Exercise prompt: Copy out all of the data below with no alterations.

Material for the task:
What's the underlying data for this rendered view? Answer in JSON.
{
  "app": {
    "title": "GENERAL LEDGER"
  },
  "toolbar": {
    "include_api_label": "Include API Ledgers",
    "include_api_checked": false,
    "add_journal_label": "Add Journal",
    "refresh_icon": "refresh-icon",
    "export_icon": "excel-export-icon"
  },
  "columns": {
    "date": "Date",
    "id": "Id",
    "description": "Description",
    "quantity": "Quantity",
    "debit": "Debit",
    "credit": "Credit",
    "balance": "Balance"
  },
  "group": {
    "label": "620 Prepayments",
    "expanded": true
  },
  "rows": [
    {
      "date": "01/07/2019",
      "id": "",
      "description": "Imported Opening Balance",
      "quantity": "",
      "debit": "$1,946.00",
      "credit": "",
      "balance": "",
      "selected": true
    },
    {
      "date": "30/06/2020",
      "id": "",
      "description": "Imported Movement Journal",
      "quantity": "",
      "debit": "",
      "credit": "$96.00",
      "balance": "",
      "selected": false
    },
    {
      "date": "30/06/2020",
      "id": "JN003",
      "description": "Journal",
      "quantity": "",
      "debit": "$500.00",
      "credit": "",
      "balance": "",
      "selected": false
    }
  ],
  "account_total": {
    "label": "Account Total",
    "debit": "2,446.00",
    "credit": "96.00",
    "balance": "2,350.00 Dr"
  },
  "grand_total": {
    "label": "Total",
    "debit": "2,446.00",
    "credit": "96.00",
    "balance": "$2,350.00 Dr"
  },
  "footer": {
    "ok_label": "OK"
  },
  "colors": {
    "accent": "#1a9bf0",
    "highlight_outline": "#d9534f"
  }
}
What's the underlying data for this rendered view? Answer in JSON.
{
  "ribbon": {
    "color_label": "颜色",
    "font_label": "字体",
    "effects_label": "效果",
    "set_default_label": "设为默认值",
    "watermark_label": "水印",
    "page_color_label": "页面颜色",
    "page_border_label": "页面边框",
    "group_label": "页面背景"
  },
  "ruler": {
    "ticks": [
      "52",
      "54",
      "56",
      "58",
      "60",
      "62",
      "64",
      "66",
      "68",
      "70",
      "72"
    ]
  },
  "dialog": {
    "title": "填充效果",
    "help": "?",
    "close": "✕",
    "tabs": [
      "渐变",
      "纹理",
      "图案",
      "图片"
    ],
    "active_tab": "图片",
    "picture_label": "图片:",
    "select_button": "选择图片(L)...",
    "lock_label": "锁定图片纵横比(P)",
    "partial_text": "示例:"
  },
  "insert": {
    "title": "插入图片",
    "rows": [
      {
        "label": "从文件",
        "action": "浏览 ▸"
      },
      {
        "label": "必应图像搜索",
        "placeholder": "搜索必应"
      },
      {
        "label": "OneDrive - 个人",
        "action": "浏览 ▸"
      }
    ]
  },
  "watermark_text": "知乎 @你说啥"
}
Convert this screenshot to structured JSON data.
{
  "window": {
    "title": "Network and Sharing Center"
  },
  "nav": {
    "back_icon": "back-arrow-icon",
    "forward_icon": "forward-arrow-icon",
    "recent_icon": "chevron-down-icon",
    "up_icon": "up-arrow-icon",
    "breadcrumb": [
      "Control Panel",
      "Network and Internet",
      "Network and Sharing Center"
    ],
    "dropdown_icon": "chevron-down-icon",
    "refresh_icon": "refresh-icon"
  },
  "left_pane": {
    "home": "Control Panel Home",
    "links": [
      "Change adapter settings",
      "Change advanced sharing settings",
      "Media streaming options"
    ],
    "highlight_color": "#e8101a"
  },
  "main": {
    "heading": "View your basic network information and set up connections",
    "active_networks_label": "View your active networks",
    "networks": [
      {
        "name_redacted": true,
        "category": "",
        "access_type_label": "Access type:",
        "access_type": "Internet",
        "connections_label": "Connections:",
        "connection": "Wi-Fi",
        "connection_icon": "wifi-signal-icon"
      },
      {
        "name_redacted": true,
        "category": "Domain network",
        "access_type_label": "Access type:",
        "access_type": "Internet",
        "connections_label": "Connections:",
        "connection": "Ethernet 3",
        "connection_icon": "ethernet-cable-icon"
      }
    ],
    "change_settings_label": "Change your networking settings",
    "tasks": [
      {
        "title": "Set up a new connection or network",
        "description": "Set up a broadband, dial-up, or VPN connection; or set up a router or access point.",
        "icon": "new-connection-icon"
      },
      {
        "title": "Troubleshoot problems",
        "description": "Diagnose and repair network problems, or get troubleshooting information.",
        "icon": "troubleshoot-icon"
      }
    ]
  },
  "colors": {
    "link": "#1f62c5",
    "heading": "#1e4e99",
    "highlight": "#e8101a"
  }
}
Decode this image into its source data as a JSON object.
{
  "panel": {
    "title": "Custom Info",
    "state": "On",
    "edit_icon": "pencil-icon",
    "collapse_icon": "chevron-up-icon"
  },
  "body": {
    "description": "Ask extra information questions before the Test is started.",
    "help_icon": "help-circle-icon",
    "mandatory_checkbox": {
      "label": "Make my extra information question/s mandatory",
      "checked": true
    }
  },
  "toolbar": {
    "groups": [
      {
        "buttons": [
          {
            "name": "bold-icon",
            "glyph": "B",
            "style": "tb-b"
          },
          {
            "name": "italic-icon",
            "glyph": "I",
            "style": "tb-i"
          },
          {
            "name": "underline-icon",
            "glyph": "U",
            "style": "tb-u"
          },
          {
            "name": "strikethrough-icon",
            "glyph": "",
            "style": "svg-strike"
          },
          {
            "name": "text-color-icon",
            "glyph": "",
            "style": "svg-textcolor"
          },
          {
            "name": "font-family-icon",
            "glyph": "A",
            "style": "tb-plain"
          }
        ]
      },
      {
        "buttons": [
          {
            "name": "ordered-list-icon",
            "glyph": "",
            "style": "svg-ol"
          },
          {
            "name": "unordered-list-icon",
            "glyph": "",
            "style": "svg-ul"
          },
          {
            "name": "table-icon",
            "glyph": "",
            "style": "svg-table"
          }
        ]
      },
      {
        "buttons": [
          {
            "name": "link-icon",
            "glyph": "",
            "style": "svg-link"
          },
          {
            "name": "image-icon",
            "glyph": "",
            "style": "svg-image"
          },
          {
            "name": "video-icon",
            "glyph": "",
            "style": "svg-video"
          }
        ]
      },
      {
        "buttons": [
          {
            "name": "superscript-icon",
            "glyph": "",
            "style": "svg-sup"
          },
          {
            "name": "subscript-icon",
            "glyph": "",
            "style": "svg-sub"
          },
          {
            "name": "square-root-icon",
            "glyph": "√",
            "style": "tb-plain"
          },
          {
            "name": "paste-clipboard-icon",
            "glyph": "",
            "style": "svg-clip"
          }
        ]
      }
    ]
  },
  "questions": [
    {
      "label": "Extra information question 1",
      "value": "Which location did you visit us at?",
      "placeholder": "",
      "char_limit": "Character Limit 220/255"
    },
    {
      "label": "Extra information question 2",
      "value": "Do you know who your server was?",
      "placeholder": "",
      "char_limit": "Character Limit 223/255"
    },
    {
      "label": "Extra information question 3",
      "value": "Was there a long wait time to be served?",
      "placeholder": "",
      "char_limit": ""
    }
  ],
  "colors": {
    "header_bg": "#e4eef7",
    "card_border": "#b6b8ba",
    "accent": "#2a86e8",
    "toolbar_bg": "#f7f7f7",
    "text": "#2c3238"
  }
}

Solution for this exercise:
What's the underlying data for this rendered view? Answer in JSON.
{
  "app": {
    "title": "GENERAL LEDGER"
  },
  "toolbar": {
    "include_api_label": "Include API Ledgers",
    "include_api_checked": false,
    "add_journal_label": "Add Journal",
    "refresh_icon": "refresh-icon",
    "export_icon": "excel-export-icon"
  },
  "columns": {
    "date": "Date",
    "id": "Id",
    "description": "Description",
    "quantity": "Quantity",
    "debit": "Debit",
    "credit": "Credit",
    "balance": "Balance"
  },
  "group": {
    "label": "620 Prepayments",
    "expanded": true
  },
  "rows": [
    {
      "date": "01/07/2019",
      "id": "",
      "description": "Imported Opening Balance",
      "quantity": "",
      "debit": "$1,946.00",
      "credit": "",
      "balance": "",
      "selected": true
    },
    {
      "date": "30/06/2020",
      "id": "",
      "description": "Imported Movement Journal",
      "quantity": "",
      "debit": "",
      "credit": "$96.00",
      "balance": "",
      "selected": false
    },
    {
      "date": "30/06/2020",
      "id": "JN003",
      "description": "Journal",
      "quantity": "",
      "debit": "$500.00",
      "credit": "",
      "balance": "",
      "selected": false
    }
  ],
  "account_total": {
    "label": "Account Total",
    "debit": "2,446.00",
    "credit": "96.00",
    "balance": "2,350.00 Dr"
  },
  "grand_total": {
    "label": "Total",
    "debit": "2,446.00",
    "credit": "96.00",
    "balance": "$2,350.00 Dr"
  },
  "footer": {
    "ok_label": "OK"
  },
  "colors": {
    "accent": "#1a9bf0",
    "highlight_outline": "#d9534f"
  }
}
What's the underlying data for this rendered view? Answer in JSON.
{
  "ribbon": {
    "color_label": "颜色",
    "font_label": "字体",
    "effects_label": "效果",
    "set_default_label": "设为默认值",
    "watermark_label": "水印",
    "page_color_label": "页面颜色",
    "page_border_label": "页面边框",
    "group_label": "页面背景"
  },
  "ruler": {
    "ticks": [
      "52",
      "54",
      "56",
      "58",
      "60",
      "62",
      "64",
      "66",
      "68",
      "70",
      "72"
    ]
  },
  "dialog": {
    "title": "填充效果",
    "help": "?",
    "close": "✕",
    "tabs": [
      "渐变",
      "纹理",
      "图案",
      "图片"
    ],
    "active_tab": "图片",
    "picture_label": "图片:",
    "select_button": "选择图片(L)...",
    "lock_label": "锁定图片纵横比(P)",
    "partial_text": "示例:"
  },
  "insert": {
    "title": "插入图片",
    "rows": [
      {
        "label": "从文件",
        "action": "浏览 ▸"
      },
      {
        "label": "必应图像搜索",
        "placeholder": "搜索必应"
      },
      {
        "label": "OneDrive - 个人",
        "action": "浏览 ▸"
      }
    ]
  },
  "watermark_text": "知乎 @你说啥"
}
Convert this screenshot to structured JSON data.
{
  "window": {
    "title": "Network and Sharing Center"
  },
  "nav": {
    "back_icon": "back-arrow-icon",
    "forward_icon": "forward-arrow-icon",
    "recent_icon": "chevron-down-icon",
    "up_icon": "up-arrow-icon",
    "breadcrumb": [
      "Control Panel",
      "Network and Internet",
      "Network and Sharing Center"
    ],
    "dropdown_icon": "chevron-down-icon",
    "refresh_icon": "refresh-icon"
  },
  "left_pane": {
    "home": "Control Panel Home",
    "links": [
      "Change adapter settings",
      "Change advanced sharing settings",
      "Media streaming options"
    ],
    "highlight_color": "#e8101a"
  },
  "main": {
    "heading": "View your basic network information and set up connections",
    "active_networks_label": "View your active networks",
    "networks": [
      {
        "name_redacted": true,
        "category": "",
        "access_type_label": "Access type:",
        "access_type": "Internet",
        "connections_label": "Connections:",
        "connection": "Wi-Fi",
        "connection_icon": "wifi-signal-icon"
      },
      {
        "name_redacted": true,
        "category": "Domain network",
        "access_type_label": "Access type:",
        "access_type": "Internet",
        "connections_label": "Connections:",
        "connection": "Ethernet 3",
        "connection_icon": "ethernet-cable-icon"
      }
    ],
    "change_settings_label": "Change your networking settings",
    "tasks": [
      {
        "title": "Set up a new connection or network",
        "description": "Set up a broadband, dial-up, or VPN connection; or set up a router or access point.",
        "icon": "new-connection-icon"
      },
      {
        "title": "Troubleshoot problems",
        "description": "Diagnose and repair network problems, or get troubleshooting information.",
        "icon": "troubleshoot-icon"
      }
    ]
  },
  "colors": {
    "link": "#1f62c5",
    "heading": "#1e4e99",
    "highlight": "#e8101a"
  }
}
Decode this image into its source data as a JSON object.
{
  "panel": {
    "title": "Custom Info",
    "state": "On",
    "edit_icon": "pencil-icon",
    "collapse_icon": "chevron-up-icon"
  },
  "body": {
    "description": "Ask extra information questions before the Test is started.",
    "help_icon": "help-circle-icon",
    "mandatory_checkbox": {
      "label": "Make my extra information question/s mandatory",
      "checked": true
    }
  },
  "toolbar": {
    "groups": [
      {
        "buttons": [
          {
            "name": "bold-icon",
            "glyph": "B",
            "style": "tb-b"
          },
          {
            "name": "italic-icon",
            "glyph": "I",
            "style": "tb-i"
          },
          {
            "name": "underline-icon",
            "glyph": "U",
            "style": "tb-u"
          },
          {
            "name": "strikethrough-icon",
            "glyph": "",
            "style": "svg-strike"
          },
          {
            "name": "text-color-icon",
            "glyph": "",
            "style": "svg-textcolor"
          },
          {
            "name": "font-family-icon",
            "glyph": "A",
            "style": "tb-plain"
          }
        ]
      },
      {
        "buttons": [
          {
            "name": "ordered-list-icon",
            "glyph": "",
            "style": "svg-ol"
          },
          {
            "name": "unordered-list-icon",
            "glyph": "",
            "style": "svg-ul"
          },
          {
            "name": "table-icon",
            "glyph": "",
            "style": "svg-table"
          }
        ]
      },
      {
        "buttons": [
          {
            "name": "link-icon",
            "glyph": "",
            "style": "svg-link"
          },
          {
            "name": "image-icon",
            "glyph": "",
            "style": "svg-image"
          },
          {
            "name": "video-icon",
            "glyph": "",
            "style": "svg-video"
          }
        ]
      },
      {
        "buttons": [
          {
            "name": "superscript-icon",
            "glyph": "",
            "style": "svg-sup"
          },
          {
            "name": "subscript-icon",
            "glyph": "",
            "style": "svg-sub"
          },
          {
            "name": "square-root-icon",
            "glyph": "√",
            "style": "tb-plain"
          },
          {
            "name": "paste-clipboard-icon",
            "glyph": "",
            "style": "svg-clip"
          }
        ]
      }
    ]
  },
  "questions": [
    {
      "label": "Extra information question 1",
      "value": "Which location did you visit us at?",
      "placeholder": "",
      "char_limit": "Character Limit 220/255"
    },
    {
      "label": "Extra information question 2",
      "value": "Do you know who your server was?",
      "placeholder": "",
      "char_limit": "Character Limit 223/255"
    },
    {
      "label": "Extra information question 3",
      "value": "Was there a long wait time to be served?",
      "placeholder": "",
      "char_limit": ""
    }
  ],
  "colors": {
    "header_bg": "#e4eef7",
    "card_border": "#b6b8ba",
    "accent": "#2a86e8",
    "toolbar_bg": "#f7f7f7",
    "text": "#2c3238"
  }
}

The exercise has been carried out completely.